[Collected data]
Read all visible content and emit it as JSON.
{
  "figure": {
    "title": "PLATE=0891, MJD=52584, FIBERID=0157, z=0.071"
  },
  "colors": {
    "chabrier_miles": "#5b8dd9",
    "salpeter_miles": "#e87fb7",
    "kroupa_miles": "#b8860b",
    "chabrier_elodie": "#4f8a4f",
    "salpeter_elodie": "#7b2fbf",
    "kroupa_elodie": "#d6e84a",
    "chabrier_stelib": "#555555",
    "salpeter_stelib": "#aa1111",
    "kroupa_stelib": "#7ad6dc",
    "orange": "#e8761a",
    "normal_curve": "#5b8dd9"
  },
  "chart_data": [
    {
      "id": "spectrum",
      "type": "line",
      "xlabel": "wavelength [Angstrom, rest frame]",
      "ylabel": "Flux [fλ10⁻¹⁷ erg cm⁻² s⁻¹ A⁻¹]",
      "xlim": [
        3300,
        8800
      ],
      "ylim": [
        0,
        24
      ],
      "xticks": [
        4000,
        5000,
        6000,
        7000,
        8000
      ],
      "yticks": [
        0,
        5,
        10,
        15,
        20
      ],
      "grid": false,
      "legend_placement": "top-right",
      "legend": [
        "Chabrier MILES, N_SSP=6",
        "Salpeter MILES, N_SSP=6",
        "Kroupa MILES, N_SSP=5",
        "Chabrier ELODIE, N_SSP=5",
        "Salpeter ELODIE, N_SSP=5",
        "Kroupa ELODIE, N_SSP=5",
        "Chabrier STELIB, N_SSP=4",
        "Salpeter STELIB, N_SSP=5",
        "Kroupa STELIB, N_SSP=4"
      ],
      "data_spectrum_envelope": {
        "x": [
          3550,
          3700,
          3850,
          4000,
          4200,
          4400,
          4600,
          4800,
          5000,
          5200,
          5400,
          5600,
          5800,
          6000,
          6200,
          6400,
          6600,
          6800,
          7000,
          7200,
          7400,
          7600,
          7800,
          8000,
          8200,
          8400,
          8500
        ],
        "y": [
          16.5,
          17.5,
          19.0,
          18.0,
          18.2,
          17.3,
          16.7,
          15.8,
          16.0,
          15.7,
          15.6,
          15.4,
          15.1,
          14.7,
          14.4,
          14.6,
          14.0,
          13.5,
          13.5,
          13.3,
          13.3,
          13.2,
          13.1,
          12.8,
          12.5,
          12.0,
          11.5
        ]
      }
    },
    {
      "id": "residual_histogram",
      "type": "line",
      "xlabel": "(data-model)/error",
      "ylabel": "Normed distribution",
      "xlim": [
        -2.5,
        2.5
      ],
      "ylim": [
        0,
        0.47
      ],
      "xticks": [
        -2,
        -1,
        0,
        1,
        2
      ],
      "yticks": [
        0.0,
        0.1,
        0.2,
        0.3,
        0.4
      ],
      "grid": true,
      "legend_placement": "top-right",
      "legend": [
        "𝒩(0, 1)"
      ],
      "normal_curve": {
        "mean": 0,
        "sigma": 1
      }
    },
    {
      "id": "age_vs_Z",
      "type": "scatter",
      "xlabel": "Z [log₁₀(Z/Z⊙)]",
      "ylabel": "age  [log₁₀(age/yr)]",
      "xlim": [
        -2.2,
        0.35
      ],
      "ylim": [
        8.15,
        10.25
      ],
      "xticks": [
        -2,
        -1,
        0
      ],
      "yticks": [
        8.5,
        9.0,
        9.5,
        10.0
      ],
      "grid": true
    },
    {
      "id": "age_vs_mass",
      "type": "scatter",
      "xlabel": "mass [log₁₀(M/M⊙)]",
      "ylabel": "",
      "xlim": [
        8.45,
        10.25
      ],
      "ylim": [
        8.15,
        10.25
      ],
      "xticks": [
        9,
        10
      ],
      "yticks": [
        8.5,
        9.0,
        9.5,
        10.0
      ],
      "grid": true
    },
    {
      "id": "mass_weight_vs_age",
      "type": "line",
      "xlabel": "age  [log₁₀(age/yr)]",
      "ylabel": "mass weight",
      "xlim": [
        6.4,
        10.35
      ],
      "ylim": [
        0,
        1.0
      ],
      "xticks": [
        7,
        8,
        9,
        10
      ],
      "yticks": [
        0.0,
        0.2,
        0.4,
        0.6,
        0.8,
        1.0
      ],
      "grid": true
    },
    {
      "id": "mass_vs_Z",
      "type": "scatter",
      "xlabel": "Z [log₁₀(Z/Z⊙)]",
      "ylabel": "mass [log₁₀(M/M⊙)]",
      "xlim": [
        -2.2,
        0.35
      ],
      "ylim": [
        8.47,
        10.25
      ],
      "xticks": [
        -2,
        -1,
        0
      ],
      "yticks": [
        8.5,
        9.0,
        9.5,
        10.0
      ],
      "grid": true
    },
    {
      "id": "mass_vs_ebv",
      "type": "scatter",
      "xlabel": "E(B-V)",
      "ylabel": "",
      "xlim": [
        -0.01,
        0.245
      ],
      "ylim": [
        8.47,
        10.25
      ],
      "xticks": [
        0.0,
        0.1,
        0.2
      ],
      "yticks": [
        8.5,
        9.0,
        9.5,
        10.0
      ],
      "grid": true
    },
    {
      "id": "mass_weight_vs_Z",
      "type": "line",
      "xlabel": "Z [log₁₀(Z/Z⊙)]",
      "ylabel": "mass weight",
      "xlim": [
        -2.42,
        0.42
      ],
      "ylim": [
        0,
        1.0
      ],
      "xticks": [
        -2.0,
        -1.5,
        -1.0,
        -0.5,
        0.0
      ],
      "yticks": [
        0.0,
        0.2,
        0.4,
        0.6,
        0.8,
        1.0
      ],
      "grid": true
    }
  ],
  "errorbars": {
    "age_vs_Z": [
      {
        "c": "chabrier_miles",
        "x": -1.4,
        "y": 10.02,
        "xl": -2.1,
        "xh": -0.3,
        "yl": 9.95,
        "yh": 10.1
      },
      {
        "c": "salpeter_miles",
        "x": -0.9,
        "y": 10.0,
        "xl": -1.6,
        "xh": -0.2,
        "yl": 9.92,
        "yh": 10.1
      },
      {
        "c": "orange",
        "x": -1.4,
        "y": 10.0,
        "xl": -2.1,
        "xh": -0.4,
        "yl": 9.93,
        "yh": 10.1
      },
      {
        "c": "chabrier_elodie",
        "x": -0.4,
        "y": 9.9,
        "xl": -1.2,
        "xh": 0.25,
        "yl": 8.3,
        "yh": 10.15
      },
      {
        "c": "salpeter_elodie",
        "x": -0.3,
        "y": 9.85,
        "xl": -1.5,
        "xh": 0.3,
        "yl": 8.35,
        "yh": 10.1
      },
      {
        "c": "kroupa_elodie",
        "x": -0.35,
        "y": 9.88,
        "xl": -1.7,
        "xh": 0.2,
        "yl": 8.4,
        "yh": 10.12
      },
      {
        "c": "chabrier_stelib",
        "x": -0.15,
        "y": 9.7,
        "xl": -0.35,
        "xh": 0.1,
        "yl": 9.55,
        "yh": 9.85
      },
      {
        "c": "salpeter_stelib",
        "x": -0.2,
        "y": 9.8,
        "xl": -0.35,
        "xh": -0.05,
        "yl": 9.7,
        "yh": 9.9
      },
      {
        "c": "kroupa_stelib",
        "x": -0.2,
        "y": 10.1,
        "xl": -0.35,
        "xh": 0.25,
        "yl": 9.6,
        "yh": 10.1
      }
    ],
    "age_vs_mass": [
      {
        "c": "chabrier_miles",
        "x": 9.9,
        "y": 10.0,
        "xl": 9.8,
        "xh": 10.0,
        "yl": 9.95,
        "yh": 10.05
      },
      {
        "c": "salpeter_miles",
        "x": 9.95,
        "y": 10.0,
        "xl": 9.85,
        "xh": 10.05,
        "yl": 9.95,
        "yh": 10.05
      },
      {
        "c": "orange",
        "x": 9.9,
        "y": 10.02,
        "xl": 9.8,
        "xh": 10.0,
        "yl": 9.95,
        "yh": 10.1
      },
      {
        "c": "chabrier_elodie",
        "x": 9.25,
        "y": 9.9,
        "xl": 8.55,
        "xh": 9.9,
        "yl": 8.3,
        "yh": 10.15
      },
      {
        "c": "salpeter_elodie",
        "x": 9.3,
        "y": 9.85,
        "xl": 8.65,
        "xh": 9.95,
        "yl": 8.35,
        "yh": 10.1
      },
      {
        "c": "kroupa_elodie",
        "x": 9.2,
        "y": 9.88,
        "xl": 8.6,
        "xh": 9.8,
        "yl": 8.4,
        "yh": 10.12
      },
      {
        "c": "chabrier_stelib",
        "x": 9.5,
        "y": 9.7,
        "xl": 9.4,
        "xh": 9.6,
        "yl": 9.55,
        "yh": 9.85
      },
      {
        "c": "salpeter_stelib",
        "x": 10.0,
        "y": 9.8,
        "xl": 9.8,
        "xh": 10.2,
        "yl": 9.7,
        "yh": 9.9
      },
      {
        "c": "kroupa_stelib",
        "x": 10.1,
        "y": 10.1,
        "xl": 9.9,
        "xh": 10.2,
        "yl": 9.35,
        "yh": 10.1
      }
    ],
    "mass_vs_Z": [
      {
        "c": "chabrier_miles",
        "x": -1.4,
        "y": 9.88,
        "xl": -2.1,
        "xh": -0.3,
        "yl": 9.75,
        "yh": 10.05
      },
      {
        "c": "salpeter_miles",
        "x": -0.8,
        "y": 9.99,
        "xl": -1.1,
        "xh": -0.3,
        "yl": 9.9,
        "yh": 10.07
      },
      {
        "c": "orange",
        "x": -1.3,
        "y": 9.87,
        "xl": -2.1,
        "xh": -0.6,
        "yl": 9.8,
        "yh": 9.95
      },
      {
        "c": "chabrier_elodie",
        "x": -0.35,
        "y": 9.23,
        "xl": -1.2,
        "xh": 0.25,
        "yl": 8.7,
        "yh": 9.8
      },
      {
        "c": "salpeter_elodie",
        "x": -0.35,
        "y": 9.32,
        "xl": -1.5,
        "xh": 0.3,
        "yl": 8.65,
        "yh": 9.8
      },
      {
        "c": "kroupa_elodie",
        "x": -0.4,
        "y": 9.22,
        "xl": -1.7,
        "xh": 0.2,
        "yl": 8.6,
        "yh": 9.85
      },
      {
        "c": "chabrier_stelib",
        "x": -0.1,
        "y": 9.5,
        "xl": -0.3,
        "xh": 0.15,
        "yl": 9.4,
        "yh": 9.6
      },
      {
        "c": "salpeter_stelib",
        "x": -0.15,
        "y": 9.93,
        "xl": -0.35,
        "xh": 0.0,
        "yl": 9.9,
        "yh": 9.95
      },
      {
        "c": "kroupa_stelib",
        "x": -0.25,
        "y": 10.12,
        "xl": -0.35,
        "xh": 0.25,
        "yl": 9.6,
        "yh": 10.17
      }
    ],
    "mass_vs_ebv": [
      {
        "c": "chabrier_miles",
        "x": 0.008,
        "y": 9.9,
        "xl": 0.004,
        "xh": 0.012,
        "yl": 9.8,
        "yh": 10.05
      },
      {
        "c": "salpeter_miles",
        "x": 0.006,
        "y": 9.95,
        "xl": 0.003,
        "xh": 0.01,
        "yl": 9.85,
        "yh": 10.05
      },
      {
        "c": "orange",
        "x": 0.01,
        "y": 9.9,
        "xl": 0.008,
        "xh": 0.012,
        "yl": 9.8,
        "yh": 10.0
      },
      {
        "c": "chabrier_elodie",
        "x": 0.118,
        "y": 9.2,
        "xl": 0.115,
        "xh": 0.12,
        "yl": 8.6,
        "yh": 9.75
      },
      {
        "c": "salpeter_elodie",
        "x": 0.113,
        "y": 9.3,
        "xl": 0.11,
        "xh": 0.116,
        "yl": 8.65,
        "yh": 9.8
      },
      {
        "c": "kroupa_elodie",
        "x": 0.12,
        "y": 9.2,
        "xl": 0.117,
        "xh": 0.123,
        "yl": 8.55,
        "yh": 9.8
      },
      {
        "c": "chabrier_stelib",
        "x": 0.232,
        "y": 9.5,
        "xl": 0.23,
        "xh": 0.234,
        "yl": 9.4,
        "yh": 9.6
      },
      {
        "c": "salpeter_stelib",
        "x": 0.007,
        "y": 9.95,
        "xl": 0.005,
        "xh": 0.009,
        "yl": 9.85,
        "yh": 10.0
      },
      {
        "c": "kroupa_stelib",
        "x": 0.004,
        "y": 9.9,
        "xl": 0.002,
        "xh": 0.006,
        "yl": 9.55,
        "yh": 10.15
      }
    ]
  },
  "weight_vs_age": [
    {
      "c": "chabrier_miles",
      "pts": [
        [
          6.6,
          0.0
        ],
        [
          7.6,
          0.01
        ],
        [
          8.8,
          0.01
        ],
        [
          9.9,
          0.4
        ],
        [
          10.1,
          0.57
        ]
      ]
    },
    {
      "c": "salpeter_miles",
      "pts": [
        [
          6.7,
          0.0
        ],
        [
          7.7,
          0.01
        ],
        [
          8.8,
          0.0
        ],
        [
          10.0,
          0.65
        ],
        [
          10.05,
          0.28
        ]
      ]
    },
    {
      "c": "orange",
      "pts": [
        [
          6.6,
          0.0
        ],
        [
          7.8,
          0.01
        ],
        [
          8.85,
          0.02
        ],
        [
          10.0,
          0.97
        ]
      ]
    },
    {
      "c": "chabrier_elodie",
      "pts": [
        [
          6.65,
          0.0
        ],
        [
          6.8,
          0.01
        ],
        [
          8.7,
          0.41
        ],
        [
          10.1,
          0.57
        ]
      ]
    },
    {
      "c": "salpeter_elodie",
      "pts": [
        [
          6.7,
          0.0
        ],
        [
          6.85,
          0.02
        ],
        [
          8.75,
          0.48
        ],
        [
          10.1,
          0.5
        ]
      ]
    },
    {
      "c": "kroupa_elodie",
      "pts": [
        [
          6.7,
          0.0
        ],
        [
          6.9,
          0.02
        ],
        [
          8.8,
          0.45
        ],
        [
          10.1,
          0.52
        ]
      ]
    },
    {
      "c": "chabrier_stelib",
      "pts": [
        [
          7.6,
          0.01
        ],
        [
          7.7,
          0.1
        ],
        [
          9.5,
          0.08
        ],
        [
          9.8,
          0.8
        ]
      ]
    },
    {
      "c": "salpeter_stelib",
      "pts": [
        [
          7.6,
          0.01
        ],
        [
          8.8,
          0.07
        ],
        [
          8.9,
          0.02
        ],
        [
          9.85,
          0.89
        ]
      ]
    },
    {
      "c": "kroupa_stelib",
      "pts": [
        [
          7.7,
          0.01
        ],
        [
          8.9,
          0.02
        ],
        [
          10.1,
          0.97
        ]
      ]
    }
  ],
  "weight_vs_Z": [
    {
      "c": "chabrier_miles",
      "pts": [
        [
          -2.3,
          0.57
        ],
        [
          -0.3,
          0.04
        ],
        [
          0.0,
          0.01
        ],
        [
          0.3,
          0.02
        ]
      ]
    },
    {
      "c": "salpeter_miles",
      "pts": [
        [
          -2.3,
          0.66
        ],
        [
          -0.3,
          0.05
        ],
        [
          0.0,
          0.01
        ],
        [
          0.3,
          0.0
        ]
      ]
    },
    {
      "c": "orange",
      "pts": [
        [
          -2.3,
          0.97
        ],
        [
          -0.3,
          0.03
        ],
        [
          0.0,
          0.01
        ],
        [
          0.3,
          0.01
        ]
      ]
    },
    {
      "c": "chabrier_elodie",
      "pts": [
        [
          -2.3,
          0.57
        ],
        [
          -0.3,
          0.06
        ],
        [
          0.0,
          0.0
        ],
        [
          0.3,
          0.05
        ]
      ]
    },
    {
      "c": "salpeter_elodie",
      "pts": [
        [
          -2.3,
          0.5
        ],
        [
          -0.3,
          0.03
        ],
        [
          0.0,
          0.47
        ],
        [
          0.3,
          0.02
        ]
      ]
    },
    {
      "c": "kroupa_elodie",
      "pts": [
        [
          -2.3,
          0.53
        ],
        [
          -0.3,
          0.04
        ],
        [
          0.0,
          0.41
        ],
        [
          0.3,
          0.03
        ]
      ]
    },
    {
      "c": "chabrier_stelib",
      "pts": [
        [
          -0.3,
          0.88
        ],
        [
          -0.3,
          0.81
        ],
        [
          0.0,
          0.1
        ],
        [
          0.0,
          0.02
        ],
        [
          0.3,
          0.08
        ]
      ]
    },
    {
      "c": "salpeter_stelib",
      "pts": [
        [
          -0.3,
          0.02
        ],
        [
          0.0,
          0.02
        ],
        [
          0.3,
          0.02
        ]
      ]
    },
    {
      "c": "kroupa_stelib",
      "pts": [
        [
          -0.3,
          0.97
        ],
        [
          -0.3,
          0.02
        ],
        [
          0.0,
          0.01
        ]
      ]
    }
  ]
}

### [DO THIS]
Search the entries for the string "xlabel" and collect each line that has it.

### [SOLUTION TO THE EXERCISE]
      "xlabel": "wavelength [Angstrom, rest frame]",
      "xlabel": "(data-model)/error",
      "xlabel": "Z [log₁₀(Z/Z⊙)]",
      "xlabel": "mass [log₁₀(M/M⊙)]",
      "xlabel": "age  [log₁₀(age/yr)]",
      "xlabel": "Z [log₁₀(Z/Z⊙)]",
      "xlabel": "E(B-V)",
      "xlabel": "Z [log₁₀(Z/Z⊙)]",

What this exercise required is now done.